[EXERCISE INPUT]
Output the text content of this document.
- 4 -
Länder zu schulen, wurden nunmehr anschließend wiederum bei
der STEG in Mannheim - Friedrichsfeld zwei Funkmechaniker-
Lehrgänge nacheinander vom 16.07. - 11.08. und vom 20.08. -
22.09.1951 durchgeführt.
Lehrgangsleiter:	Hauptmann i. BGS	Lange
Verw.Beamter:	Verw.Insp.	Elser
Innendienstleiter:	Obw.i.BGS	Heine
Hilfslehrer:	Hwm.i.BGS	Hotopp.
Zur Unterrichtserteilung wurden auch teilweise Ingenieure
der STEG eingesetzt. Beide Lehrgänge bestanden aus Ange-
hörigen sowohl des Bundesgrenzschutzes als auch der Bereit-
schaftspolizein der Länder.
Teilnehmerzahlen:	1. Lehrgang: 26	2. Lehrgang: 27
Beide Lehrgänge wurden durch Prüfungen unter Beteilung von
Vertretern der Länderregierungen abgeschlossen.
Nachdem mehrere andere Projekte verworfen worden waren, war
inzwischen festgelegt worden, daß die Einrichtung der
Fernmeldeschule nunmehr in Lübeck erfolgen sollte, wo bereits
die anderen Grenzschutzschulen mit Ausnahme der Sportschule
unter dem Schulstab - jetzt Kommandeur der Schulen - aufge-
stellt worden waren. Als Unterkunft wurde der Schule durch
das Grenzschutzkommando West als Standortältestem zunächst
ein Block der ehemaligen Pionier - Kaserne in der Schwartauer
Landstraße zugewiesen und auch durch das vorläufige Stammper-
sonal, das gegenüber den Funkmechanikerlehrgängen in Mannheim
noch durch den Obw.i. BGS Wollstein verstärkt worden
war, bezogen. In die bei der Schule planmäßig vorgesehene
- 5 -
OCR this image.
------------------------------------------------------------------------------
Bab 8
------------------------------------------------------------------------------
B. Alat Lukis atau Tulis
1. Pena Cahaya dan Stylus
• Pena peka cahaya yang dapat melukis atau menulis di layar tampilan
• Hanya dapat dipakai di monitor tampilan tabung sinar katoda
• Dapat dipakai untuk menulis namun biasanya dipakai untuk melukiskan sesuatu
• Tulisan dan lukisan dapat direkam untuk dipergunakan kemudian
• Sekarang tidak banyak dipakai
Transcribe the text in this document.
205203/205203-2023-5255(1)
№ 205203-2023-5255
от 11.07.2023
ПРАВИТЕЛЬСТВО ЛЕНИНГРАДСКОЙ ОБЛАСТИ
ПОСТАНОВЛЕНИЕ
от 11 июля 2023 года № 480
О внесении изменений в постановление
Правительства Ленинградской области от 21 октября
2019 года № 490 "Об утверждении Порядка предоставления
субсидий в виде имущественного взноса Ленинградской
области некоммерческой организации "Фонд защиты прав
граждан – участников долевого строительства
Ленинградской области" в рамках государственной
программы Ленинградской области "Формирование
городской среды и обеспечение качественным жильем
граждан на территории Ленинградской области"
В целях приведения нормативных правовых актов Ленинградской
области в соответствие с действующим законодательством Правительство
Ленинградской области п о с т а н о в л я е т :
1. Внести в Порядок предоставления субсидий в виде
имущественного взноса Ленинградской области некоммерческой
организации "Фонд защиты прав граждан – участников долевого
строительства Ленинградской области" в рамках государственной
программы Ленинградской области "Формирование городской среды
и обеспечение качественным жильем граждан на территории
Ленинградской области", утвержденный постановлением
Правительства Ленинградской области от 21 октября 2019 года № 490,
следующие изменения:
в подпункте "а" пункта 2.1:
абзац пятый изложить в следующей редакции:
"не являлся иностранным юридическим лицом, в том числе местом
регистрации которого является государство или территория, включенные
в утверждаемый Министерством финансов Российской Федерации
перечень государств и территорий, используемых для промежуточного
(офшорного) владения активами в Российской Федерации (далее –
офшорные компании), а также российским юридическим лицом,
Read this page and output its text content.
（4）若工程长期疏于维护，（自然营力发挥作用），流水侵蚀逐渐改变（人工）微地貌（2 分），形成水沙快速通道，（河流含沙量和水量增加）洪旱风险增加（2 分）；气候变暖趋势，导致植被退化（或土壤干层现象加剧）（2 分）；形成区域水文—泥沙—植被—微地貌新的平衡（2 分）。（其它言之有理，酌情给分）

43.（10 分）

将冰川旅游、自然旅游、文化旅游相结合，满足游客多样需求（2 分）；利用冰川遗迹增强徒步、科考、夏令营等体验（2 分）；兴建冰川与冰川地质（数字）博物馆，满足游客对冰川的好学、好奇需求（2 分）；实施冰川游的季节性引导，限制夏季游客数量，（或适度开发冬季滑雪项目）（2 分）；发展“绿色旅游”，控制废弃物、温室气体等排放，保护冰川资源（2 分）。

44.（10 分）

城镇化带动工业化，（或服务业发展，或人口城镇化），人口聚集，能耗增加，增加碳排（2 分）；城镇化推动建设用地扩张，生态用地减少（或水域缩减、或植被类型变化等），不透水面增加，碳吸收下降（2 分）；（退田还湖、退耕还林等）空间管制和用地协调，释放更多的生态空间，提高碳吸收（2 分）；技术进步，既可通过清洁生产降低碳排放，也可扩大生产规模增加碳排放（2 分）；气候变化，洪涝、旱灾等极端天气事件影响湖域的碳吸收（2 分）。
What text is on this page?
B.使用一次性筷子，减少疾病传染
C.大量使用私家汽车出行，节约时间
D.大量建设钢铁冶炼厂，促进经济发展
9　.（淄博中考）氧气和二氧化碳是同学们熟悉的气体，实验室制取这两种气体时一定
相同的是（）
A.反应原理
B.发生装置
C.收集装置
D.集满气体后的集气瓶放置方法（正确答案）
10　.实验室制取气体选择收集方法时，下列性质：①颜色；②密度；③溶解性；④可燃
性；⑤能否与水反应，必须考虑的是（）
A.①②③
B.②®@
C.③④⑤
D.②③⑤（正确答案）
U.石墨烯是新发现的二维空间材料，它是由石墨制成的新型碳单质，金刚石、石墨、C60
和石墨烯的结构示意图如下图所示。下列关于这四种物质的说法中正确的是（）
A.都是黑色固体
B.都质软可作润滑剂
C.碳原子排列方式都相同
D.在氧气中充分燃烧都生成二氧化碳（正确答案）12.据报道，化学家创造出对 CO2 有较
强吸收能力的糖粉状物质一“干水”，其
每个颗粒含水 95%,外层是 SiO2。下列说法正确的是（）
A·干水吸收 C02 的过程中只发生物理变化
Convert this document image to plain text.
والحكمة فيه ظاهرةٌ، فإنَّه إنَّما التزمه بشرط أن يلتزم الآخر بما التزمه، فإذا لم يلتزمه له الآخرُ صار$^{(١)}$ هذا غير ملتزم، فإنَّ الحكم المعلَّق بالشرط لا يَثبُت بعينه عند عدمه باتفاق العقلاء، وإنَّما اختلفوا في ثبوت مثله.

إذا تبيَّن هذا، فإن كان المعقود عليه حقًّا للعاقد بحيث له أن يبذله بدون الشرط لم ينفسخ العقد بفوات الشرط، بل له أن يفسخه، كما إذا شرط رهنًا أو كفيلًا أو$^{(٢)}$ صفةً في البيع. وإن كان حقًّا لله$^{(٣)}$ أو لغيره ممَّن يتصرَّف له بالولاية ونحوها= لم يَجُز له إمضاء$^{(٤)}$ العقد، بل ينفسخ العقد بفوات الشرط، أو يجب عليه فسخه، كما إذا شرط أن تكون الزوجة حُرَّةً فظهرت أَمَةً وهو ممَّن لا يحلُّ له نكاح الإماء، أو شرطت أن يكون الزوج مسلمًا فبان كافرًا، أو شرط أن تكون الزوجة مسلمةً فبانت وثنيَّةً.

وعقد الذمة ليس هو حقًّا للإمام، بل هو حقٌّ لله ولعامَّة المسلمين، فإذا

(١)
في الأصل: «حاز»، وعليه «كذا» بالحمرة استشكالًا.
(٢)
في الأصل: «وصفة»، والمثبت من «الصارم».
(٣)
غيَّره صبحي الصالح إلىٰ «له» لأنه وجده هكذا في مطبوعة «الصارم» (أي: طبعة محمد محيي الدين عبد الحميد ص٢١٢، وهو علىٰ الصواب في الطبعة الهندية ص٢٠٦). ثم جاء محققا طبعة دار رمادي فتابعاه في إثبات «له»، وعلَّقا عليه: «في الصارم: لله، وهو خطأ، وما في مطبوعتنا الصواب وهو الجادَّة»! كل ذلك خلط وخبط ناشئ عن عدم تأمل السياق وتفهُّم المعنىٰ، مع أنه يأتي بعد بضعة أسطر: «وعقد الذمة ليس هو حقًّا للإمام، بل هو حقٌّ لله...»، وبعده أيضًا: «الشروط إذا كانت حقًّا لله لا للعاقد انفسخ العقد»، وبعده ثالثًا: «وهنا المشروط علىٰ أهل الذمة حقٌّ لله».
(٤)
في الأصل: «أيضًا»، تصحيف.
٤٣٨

[WHAT YOU NEED TO DO]
Return from the data every line that holds "среды".

[OUTPUT BELOW]
городской среды и обеспечение качественным жильем
программы Ленинградской области "Формирование городской среды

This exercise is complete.